- _Collected data entries_
## START

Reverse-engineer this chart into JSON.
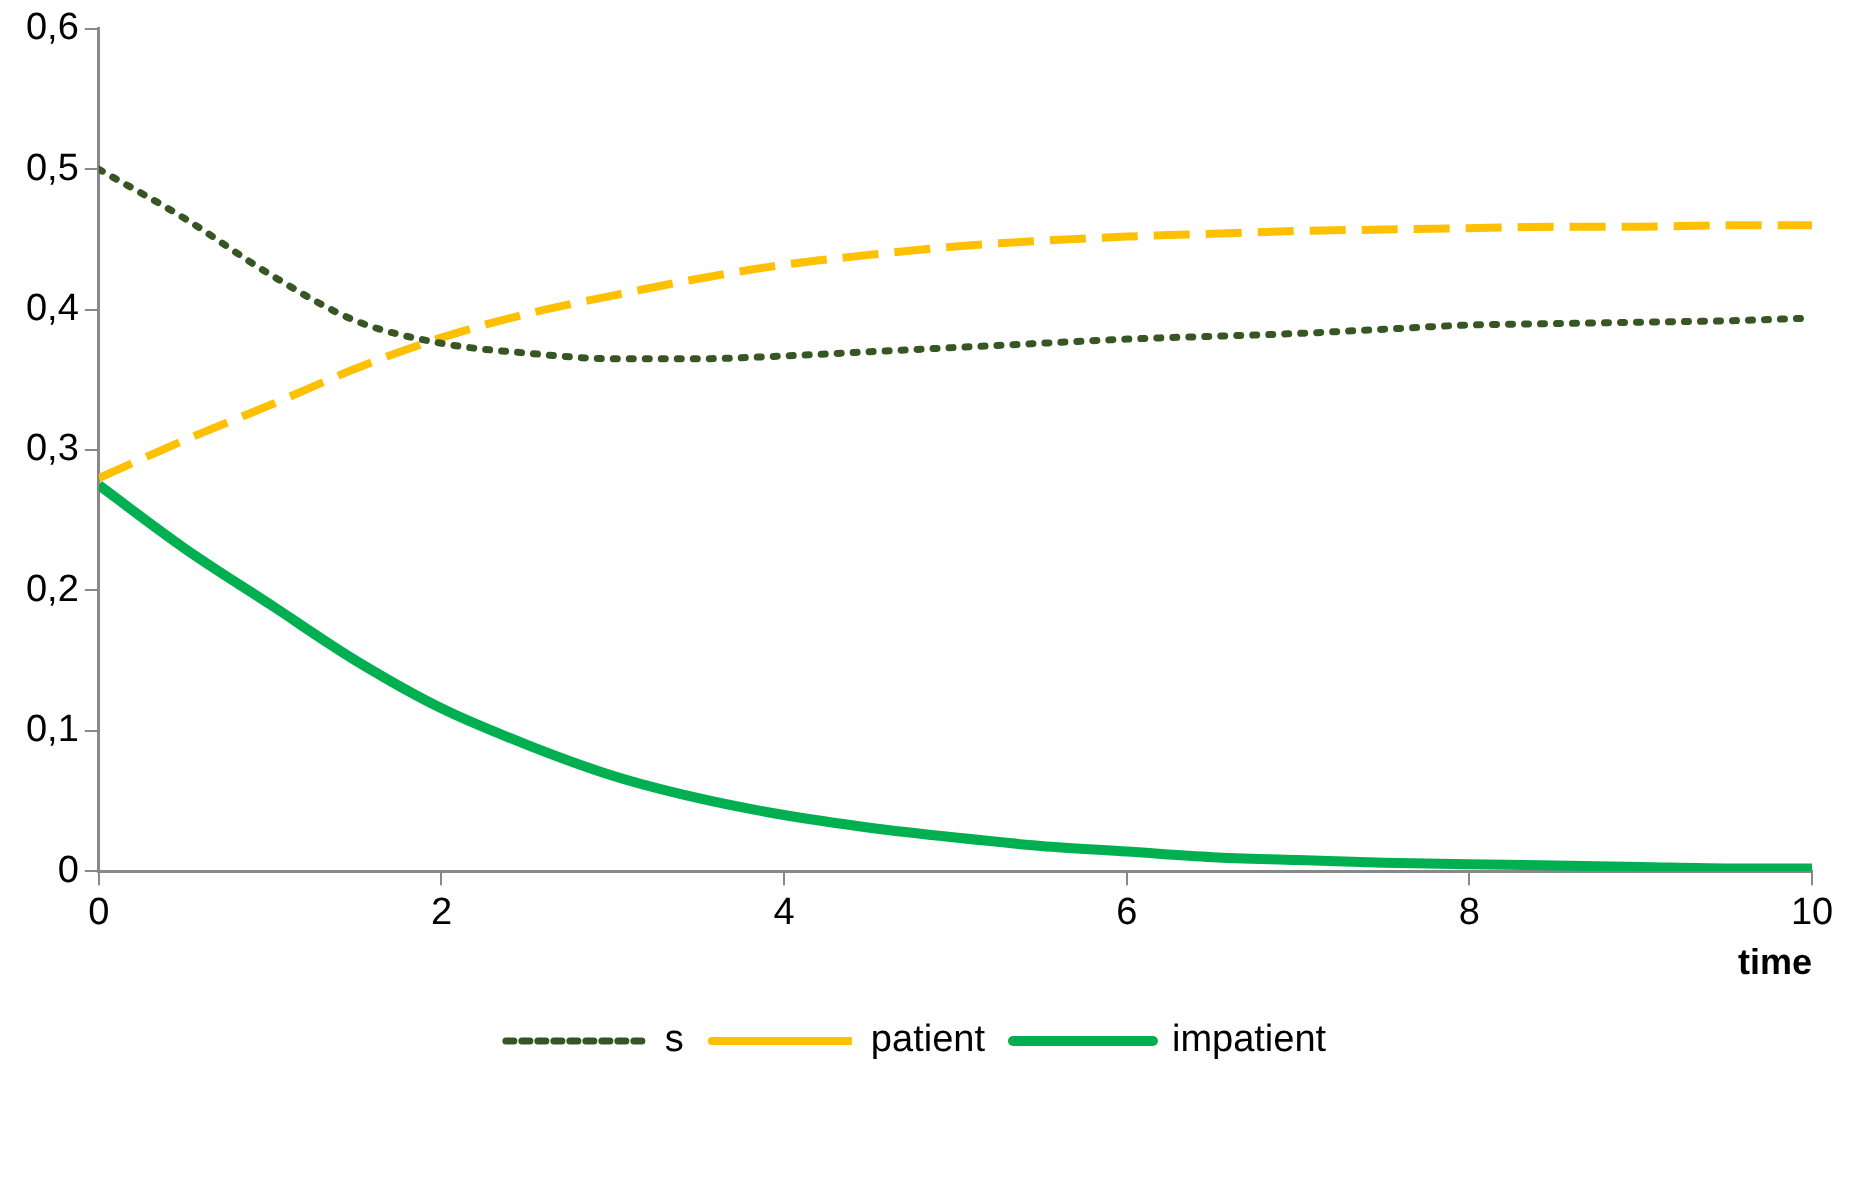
{
  "chart_data": {
    "type": "line",
    "xlabel": "time",
    "x": [
      0,
      0.5,
      1,
      1.5,
      2,
      2.5,
      3,
      3.5,
      4,
      4.5,
      5,
      5.5,
      6,
      6.5,
      7,
      7.5,
      8,
      8.5,
      9,
      9.5,
      10
    ],
    "series": [
      {
        "name": "s",
        "color": "#375623",
        "line_style": "dotted",
        "values": [
          0.5,
          0.465,
          0.425,
          0.392,
          0.376,
          0.369,
          0.365,
          0.365,
          0.367,
          0.37,
          0.373,
          0.376,
          0.379,
          0.381,
          0.383,
          0.386,
          0.389,
          0.39,
          0.391,
          0.392,
          0.394
        ]
      },
      {
        "name": "patient",
        "color": "#ffc000",
        "line_style": "dashed",
        "values": [
          0.28,
          0.307,
          0.332,
          0.358,
          0.38,
          0.397,
          0.41,
          0.422,
          0.432,
          0.439,
          0.445,
          0.449,
          0.452,
          0.454,
          0.456,
          0.457,
          0.458,
          0.459,
          0.459,
          0.46,
          0.46
        ]
      },
      {
        "name": "impatient",
        "color": "#00b050",
        "line_style": "solid",
        "values": [
          0.275,
          0.23,
          0.19,
          0.15,
          0.116,
          0.09,
          0.068,
          0.052,
          0.04,
          0.031,
          0.024,
          0.018,
          0.014,
          0.01,
          0.008,
          0.006,
          0.005,
          0.004,
          0.003,
          0.002,
          0.002
        ]
      }
    ],
    "xlim": [
      0,
      10
    ],
    "xticks": [
      0,
      2,
      4,
      6,
      8,
      10
    ],
    "ylim": [
      0,
      0.6
    ],
    "yticks": [
      {
        "value": 0,
        "label": "0"
      },
      {
        "value": 0.1,
        "label": "0,1"
      },
      {
        "value": 0.2,
        "label": "0,2"
      },
      {
        "value": 0.3,
        "label": "0,3"
      },
      {
        "value": 0.4,
        "label": "0,4"
      },
      {
        "value": 0.5,
        "label": "0,5"
      },
      {
        "value": 0.6,
        "label": "0,6"
      }
    ],
    "grid": false,
    "legend": "bottom",
    "marker": "none"
  }
}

## END

- _GIVEN INSTRUCTION_
Copy the records word for word, leaving no picture in the copy.

- _COMPLETE ANSWER_
Reverse-engineer this chart into JSON.
{
  "chart_data": {
    "type": "line",
    "xlabel": "time",
    "x": [
      0,
      0.5,
      1,
      1.5,
      2,
      2.5,
      3,
      3.5,
      4,
      4.5,
      5,
      5.5,
      6,
      6.5,
      7,
      7.5,
      8,
      8.5,
      9,
      9.5,
      10
    ],
    "series": [
      {
        "name": "s",
        "color": "#375623",
        "line_style": "dotted",
        "values": [
          0.5,
          0.465,
          0.425,
          0.392,
          0.376,
          0.369,
          0.365,
          0.365,
          0.367,
          0.37,
          0.373,
          0.376,
          0.379,
          0.381,
          0.383,
          0.386,
          0.389,
          0.39,
          0.391,
          0.392,
          0.394
        ]
      },
      {
        "name": "patient",
        "color": "#ffc000",
        "line_style": "dashed",
        "values": [
          0.28,
          0.307,
          0.332,
          0.358,
          0.38,
          0.397,
          0.41,
          0.422,
          0.432,
          0.439,
          0.445,
          0.449,
          0.452,
          0.454,
          0.456,
          0.457,
          0.458,
          0.459,
          0.459,
          0.46,
          0.46
        ]
      },
      {
        "name": "impatient",
        "color": "#00b050",
        "line_style": "solid",
        "values": [
          0.275,
          0.23,
          0.19,
          0.15,
          0.116,
          0.09,
          0.068,
          0.052,
          0.04,
          0.031,
          0.024,
          0.018,
          0.014,
          0.01,
          0.008,
          0.006,
          0.005,
          0.004,
          0.003,
          0.002,
          0.002
        ]
      }
    ],
    "xlim": [
      0,
      10
    ],
    "xticks": [
      0,
      2,
      4,
      6,
      8,
      10
    ],
    "ylim": [
      0,
      0.6
    ],
    "yticks": [
      {
        "value": 0,
        "label": "0"
      },
      {
        "value": 0.1,
        "label": "0,1"
      },
      {
        "value": 0.2,
        "label": "0,2"
      },
      {
        "value": 0.3,
        "label": "0,3"
      },
      {
        "value": 0.4,
        "label": "0,4"
      },
      {
        "value": 0.5,
        "label": "0,5"
      },
      {
        "value": 0.6,
        "label": "0,6"
      }
    ],
    "grid": false,
    "legend": "bottom",
    "marker": "none"
  }
}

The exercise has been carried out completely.